• Extracted text:
=====

Business Combinations: Business combinations are accounted for at fair value. Acquisition costs are expensed as incurred and recorded in selling, general and administrative expenses. Measurement period adjustments are made in the period in which the amounts are determined, and the current period income effect of such adjustments will be calculated as if the adjustments had been completed as of the acquisition date. All changes that do not qualify as measurement period adjustments are also included in current period earnings. The accounting for business combinations requires estimates and judgment as to expectations for future cash flows of the acquired business, and the allocation of those cash flows to identifiable intangible assets, in determining the estimated fair value for assets acquired and liabilities assumed. The fair values assigned to tangible and intangible assets acquired and liabilities assumed, including contingent consideration, are based on management’s estimates and assumptions, as well as other information compiled by management, including valuations that utilize customary valuation procedures and techniques. If the actual results differ from the estimates and judgments used in these estimates, the amounts recorded in the financial statements could result in a possible impairment of the intangible assets and goodwill, require acceleration of the amortization expense of finite-lived intangible assets, or the recognition of additional consideration which would be expensed.
Goodwill and Other Intangible Assets:  The Company’s intangible assets consist of (i) goodwill, which is not being amortized; and (ii) amortizing intangibles, which consist of patents, trade names and trademarks, licenses, customer relationships and purchased technologies, which are being amortized over their estimated useful lives.

=====

• Supplied material:
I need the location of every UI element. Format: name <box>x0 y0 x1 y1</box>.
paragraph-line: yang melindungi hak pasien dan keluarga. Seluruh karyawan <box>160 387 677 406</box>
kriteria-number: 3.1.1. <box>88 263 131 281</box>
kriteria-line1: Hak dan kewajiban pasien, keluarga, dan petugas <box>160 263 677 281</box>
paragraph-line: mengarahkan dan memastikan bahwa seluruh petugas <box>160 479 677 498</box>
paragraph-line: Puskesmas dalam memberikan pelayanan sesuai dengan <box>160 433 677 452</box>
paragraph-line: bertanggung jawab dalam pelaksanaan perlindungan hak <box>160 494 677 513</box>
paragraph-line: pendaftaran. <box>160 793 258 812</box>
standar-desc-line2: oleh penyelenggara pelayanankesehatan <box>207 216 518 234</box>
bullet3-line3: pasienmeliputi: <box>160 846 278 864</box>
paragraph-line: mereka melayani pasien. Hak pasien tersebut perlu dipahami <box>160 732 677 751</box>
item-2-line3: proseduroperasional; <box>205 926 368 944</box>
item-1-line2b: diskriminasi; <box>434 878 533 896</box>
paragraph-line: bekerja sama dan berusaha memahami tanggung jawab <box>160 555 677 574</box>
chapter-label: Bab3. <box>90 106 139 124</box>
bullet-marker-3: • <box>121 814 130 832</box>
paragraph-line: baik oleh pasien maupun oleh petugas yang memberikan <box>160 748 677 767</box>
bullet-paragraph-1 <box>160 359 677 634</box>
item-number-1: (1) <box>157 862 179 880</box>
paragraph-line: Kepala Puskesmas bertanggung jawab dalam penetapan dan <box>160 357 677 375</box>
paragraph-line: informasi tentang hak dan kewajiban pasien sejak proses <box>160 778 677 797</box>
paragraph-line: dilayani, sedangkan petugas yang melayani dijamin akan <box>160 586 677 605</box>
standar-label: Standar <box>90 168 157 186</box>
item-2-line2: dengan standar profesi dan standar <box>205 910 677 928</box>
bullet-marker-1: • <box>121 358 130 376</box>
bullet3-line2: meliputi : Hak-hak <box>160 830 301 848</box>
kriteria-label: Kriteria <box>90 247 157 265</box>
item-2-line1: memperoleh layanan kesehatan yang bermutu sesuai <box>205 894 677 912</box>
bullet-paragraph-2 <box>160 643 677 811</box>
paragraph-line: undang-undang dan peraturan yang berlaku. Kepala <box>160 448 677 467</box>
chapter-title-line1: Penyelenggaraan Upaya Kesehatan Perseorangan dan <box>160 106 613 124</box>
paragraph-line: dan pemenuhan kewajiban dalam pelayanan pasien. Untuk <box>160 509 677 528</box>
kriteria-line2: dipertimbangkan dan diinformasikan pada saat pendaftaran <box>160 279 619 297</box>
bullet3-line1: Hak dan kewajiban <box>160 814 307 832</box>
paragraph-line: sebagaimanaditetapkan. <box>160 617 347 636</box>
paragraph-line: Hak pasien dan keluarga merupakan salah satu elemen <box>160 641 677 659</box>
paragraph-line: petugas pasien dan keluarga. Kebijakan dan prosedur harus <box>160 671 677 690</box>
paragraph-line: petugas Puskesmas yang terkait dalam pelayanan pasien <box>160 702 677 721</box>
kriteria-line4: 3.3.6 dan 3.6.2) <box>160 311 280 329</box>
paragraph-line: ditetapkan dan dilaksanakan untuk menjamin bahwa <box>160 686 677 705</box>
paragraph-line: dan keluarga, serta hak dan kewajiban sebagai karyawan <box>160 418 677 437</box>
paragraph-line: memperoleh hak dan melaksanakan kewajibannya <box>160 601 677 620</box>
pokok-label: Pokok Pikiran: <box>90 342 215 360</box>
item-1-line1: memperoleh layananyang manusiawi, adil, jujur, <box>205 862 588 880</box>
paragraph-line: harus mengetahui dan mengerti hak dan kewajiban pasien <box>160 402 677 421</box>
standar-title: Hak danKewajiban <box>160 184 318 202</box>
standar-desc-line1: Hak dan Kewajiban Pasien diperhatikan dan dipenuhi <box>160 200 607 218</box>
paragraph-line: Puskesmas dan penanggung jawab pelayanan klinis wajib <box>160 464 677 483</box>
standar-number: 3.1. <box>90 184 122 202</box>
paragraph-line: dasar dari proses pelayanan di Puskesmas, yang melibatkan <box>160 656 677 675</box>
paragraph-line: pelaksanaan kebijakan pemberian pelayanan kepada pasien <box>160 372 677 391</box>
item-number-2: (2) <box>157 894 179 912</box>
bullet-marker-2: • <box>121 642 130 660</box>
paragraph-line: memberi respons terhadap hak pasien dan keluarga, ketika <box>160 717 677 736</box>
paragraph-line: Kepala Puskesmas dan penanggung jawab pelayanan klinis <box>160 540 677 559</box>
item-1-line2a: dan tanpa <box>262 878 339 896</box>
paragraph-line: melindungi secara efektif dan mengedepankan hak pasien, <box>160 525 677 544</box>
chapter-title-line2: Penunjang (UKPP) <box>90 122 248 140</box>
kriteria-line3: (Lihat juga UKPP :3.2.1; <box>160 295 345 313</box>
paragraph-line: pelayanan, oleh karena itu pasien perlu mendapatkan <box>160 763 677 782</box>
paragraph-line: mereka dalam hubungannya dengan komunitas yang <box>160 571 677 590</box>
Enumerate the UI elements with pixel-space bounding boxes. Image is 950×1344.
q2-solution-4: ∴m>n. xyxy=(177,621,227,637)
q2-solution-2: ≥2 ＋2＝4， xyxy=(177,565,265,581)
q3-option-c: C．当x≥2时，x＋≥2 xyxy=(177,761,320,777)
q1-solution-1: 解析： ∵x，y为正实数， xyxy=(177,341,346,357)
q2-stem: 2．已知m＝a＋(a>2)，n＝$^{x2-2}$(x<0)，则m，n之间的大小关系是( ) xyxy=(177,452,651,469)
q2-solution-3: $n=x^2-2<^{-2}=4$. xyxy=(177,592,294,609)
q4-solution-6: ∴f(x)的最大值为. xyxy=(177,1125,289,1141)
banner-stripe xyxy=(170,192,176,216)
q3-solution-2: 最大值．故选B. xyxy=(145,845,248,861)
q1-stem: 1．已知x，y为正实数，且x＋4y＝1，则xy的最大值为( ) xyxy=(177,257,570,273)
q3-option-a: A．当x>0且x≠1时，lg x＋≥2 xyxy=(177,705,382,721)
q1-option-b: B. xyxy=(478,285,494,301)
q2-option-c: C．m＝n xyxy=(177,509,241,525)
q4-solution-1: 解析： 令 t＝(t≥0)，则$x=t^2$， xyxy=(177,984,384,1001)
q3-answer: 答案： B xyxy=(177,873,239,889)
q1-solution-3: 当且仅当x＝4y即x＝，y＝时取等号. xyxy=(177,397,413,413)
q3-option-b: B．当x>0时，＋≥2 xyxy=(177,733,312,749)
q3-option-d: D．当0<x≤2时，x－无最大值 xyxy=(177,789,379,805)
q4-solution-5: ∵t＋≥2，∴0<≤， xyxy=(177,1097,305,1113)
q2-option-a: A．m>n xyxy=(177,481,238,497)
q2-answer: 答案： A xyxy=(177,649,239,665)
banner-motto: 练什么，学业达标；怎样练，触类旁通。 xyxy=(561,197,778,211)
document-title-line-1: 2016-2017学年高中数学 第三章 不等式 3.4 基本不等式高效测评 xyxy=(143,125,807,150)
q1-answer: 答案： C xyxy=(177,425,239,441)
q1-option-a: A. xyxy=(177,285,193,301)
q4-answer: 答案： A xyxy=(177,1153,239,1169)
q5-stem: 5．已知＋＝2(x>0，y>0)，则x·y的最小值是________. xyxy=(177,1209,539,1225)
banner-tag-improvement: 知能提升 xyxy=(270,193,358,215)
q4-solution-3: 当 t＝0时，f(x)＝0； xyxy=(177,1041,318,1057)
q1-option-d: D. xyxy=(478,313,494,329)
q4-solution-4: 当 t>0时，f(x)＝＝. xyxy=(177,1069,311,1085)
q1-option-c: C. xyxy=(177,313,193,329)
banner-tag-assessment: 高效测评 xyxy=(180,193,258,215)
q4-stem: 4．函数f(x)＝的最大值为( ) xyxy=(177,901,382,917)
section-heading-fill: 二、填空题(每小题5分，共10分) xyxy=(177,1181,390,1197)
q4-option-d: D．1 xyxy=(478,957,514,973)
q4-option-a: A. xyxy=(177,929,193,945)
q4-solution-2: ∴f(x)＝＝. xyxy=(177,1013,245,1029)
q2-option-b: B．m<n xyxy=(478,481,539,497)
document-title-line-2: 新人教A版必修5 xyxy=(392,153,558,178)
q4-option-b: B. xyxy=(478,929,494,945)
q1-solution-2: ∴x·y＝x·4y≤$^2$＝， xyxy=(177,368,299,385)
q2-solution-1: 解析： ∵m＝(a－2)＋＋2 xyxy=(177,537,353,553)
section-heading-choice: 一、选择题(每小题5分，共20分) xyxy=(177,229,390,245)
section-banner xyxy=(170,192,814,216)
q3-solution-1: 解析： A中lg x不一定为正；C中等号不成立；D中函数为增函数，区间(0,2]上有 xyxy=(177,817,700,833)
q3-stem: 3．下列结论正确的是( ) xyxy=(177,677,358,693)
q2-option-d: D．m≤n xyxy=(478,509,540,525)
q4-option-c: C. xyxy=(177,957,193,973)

=====

• Exercise A:
Rewrite the paragraph of the accounting policy text that begins "Business Combinations:" as a brief bulleted list that keeps its main facts.
• Exercise B:
From the accounting policy text, extract a passage word for word, beginning at the words "Goodwill and Other" and stopping after "estimated useful lives.".

• Task result A:
- Business combinations are accounted for at fair value.
- Acquisition costs are expensed as incurred and recorded in selling, general and administrative expenses.
- Measurement period adjustments are made in the period the amounts are determined. Their current period income effect is calculated as if they had been completed as of the acquisition date.
- Changes that do not qualify as measurement period adjustments are included in current period earnings.
- Estimating fair values for assets acquired and liabilities assumed requires estimates and judgment about the acquired business's future cash flows and how those cash flows are allocated to identifiable intangible assets.
- Fair values of acquired tangible and intangible assets and assumed liabilities, including contingent consideration, rest on management's estimates, assumptions and other compiled information, including valuations that use customary procedures and techniques.
- If actual results differ from these estimates, the recorded amounts could lead to:
  - possible impairment of intangible assets and goodwill
  - faster amortization of finite-lived intangible assets
  - recognition of additional consideration, which would be expensed

• Task result B:
Goodwill and Other Intangible Assets:  The Company’s intangible assets consist of (i) goodwill, which is not being amortized; and (ii) amortizing intangibles, which consist of patents, trade names and trademarks, licenses, customer relationships and purchased technologies, which are being amortized over their estimated useful lives.